╭─ Provided information

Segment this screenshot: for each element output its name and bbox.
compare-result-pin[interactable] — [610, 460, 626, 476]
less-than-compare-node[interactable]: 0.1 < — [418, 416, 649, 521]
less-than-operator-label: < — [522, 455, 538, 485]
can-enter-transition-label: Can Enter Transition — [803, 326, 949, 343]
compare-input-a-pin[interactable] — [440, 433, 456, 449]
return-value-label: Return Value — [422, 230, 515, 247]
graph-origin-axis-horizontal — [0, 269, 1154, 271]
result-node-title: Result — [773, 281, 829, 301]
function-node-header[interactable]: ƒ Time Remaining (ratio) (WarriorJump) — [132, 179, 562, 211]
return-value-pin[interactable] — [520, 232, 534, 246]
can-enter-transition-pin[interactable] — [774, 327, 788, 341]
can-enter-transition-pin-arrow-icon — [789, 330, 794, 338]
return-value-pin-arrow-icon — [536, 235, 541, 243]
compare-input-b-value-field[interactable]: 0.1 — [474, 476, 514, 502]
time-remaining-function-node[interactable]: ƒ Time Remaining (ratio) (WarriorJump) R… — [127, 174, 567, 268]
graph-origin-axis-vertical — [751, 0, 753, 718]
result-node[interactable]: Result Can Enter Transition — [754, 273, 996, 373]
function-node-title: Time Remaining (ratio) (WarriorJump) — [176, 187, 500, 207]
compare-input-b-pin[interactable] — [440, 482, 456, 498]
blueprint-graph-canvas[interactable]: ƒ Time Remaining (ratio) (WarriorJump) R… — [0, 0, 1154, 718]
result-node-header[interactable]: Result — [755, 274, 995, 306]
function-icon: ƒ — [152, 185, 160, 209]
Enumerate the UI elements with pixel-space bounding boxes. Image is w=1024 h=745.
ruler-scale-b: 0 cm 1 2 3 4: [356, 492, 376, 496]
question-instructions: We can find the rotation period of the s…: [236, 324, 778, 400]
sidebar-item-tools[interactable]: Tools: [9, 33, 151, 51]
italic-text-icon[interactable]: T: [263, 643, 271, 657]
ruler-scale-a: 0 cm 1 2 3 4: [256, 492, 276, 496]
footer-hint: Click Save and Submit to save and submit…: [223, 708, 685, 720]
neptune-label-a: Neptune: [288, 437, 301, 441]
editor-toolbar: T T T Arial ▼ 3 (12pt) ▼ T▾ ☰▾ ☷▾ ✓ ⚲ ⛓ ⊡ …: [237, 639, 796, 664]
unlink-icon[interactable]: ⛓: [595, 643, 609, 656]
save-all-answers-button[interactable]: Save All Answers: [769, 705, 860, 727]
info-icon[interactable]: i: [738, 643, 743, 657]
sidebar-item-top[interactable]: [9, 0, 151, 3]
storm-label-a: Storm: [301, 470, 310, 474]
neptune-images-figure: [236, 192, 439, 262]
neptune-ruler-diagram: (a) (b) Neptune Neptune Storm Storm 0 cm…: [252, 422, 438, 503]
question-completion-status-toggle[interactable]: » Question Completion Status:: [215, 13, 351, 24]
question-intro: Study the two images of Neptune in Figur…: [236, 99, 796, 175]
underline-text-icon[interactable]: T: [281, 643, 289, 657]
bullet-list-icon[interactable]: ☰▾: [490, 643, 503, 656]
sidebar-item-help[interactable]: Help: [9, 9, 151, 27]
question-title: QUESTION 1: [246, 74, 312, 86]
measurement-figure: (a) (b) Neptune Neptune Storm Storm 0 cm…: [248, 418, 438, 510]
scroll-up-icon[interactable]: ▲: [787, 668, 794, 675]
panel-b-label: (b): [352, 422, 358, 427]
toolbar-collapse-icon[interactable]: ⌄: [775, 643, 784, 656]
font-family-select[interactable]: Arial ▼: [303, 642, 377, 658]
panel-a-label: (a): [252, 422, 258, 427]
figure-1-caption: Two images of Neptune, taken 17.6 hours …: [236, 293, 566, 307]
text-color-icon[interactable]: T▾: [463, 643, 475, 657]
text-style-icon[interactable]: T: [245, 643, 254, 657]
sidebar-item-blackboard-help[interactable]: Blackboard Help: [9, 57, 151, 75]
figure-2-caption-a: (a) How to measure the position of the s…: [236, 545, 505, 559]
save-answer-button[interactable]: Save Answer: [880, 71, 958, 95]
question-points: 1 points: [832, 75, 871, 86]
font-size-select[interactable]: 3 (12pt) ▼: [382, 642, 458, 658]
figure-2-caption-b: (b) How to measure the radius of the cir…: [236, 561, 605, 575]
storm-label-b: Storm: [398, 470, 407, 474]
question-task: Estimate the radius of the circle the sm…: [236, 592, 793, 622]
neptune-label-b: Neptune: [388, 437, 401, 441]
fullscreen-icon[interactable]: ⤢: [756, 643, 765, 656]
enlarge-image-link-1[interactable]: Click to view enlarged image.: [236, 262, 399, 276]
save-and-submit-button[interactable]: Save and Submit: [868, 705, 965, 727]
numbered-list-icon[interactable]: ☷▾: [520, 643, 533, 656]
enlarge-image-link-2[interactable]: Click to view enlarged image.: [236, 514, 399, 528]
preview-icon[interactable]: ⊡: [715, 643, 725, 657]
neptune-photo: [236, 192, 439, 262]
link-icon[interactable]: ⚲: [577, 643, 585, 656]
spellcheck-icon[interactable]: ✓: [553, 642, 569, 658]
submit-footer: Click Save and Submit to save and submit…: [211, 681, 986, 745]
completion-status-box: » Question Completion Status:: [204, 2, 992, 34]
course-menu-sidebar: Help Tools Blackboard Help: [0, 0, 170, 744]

╰─

Rename "WarriorJump" to "KnightLeap" in all the records above. Write the lines out again with everything else left unchanged.

**In response**
Segment this screenshot: for each element output its name and bbox.
compare-result-pin[interactable] — [610, 460, 626, 476]
less-than-compare-node[interactable]: 0.1 < — [418, 416, 649, 521]
less-than-operator-label: < — [522, 455, 538, 485]
can-enter-transition-label: Can Enter Transition — [803, 326, 949, 343]
compare-input-a-pin[interactable] — [440, 433, 456, 449]
return-value-label: Return Value — [422, 230, 515, 247]
graph-origin-axis-horizontal — [0, 269, 1154, 271]
result-node-title: Result — [773, 281, 829, 301]
function-node-header[interactable]: ƒ Time Remaining (ratio) (KnightLeap) — [132, 179, 562, 211]
return-value-pin[interactable] — [520, 232, 534, 246]
can-enter-transition-pin[interactable] — [774, 327, 788, 341]
can-enter-transition-pin-arrow-icon — [789, 330, 794, 338]
return-value-pin-arrow-icon — [536, 235, 541, 243]
compare-input-b-value-field[interactable]: 0.1 — [474, 476, 514, 502]
time-remaining-function-node[interactable]: ƒ Time Remaining (ratio) (KnightLeap) R… — [127, 174, 567, 268]
graph-origin-axis-vertical — [751, 0, 753, 718]
result-node[interactable]: Result Can Enter Transition — [754, 273, 996, 373]
function-node-title: Time Remaining (ratio) (KnightLeap) — [176, 187, 500, 207]
compare-input-b-pin[interactable] — [440, 482, 456, 498]
blueprint-graph-canvas[interactable]: ƒ Time Remaining (ratio) (KnightLeap) R… — [0, 0, 1154, 718]
result-node-header[interactable]: Result — [755, 274, 995, 306]
function-icon: ƒ — [152, 185, 160, 209]
Enumerate the UI elements with pixel-space bounding boxes. Image is w=1024 h=745.
ruler-scale-b: 0 cm 1 2 3 4: [356, 492, 376, 496]
question-instructions: We can find the rotation period of the s…: [236, 324, 778, 400]
sidebar-item-tools[interactable]: Tools: [9, 33, 151, 51]
italic-text-icon[interactable]: T: [263, 643, 271, 657]
ruler-scale-a: 0 cm 1 2 3 4: [256, 492, 276, 496]
footer-hint: Click Save and Submit to save and submit…: [223, 708, 685, 720]
neptune-label-a: Neptune: [288, 437, 301, 441]
editor-toolbar: T T T Arial ▼ 3 (12pt) ▼ T▾ ☰▾ ☷▾ ✓ ⚲ ⛓ ⊡ …: [237, 639, 796, 664]
unlink-icon[interactable]: ⛓: [595, 643, 609, 656]
save-all-answers-button[interactable]: Save All Answers: [769, 705, 860, 727]
info-icon[interactable]: i: [738, 643, 743, 657]
sidebar-item-top[interactable]: [9, 0, 151, 3]
storm-label-a: Storm: [301, 470, 310, 474]
neptune-images-figure: [236, 192, 439, 262]
neptune-ruler-diagram: (a) (b) Neptune Neptune Storm Storm 0 cm…: [252, 422, 438, 503]
question-completion-status-toggle[interactable]: » Question Completion Status:: [215, 13, 351, 24]
question-intro: Study the two images of Neptune in Figur…: [236, 99, 796, 175]
underline-text-icon[interactable]: T: [281, 643, 289, 657]
bullet-list-icon[interactable]: ☰▾: [490, 643, 503, 656]
sidebar-item-help[interactable]: Help: [9, 9, 151, 27]
question-title: QUESTION 1: [246, 74, 312, 86]
measurement-figure: (a) (b) Neptune Neptune Storm Storm 0 cm…: [248, 418, 438, 510]
scroll-up-icon[interactable]: ▲: [787, 668, 794, 675]
panel-b-label: (b): [352, 422, 358, 427]
toolbar-collapse-icon[interactable]: ⌄: [775, 643, 784, 656]
font-family-select[interactable]: Arial ▼: [303, 642, 377, 658]
panel-a-label: (a): [252, 422, 258, 427]
figure-1-caption: Two images of Neptune, taken 17.6 hours …: [236, 293, 566, 307]
text-color-icon[interactable]: T▾: [463, 643, 475, 657]
text-style-icon[interactable]: T: [245, 643, 254, 657]
sidebar-item-blackboard-help[interactable]: Blackboard Help: [9, 57, 151, 75]
figure-2-caption-a: (a) How to measure the position of the s…: [236, 545, 505, 559]
save-answer-button[interactable]: Save Answer: [880, 71, 958, 95]
question-points: 1 points: [832, 75, 871, 86]
font-size-select[interactable]: 3 (12pt) ▼: [382, 642, 458, 658]
figure-2-caption-b: (b) How to measure the radius of the cir…: [236, 561, 605, 575]
storm-label-b: Storm: [398, 470, 407, 474]
question-task: Estimate the radius of the circle the sm…: [236, 592, 793, 622]
neptune-label-b: Neptune: [388, 437, 401, 441]
fullscreen-icon[interactable]: ⤢: [756, 643, 765, 656]
enlarge-image-link-1[interactable]: Click to view enlarged image.: [236, 262, 399, 276]
save-and-submit-button[interactable]: Save and Submit: [868, 705, 965, 727]
numbered-list-icon[interactable]: ☷▾: [520, 643, 533, 656]
enlarge-image-link-2[interactable]: Click to view enlarged image.: [236, 514, 399, 528]
preview-icon[interactable]: ⊡: [715, 643, 725, 657]
neptune-photo: [236, 192, 439, 262]
link-icon[interactable]: ⚲: [577, 643, 585, 656]
spellcheck-icon[interactable]: ✓: [553, 642, 569, 658]
submit-footer: Click Save and Submit to save and submit…: [211, 681, 986, 745]
completion-status-box: » Question Completion Status:: [204, 2, 992, 34]
course-menu-sidebar: Help Tools Blackboard Help: [0, 0, 170, 744]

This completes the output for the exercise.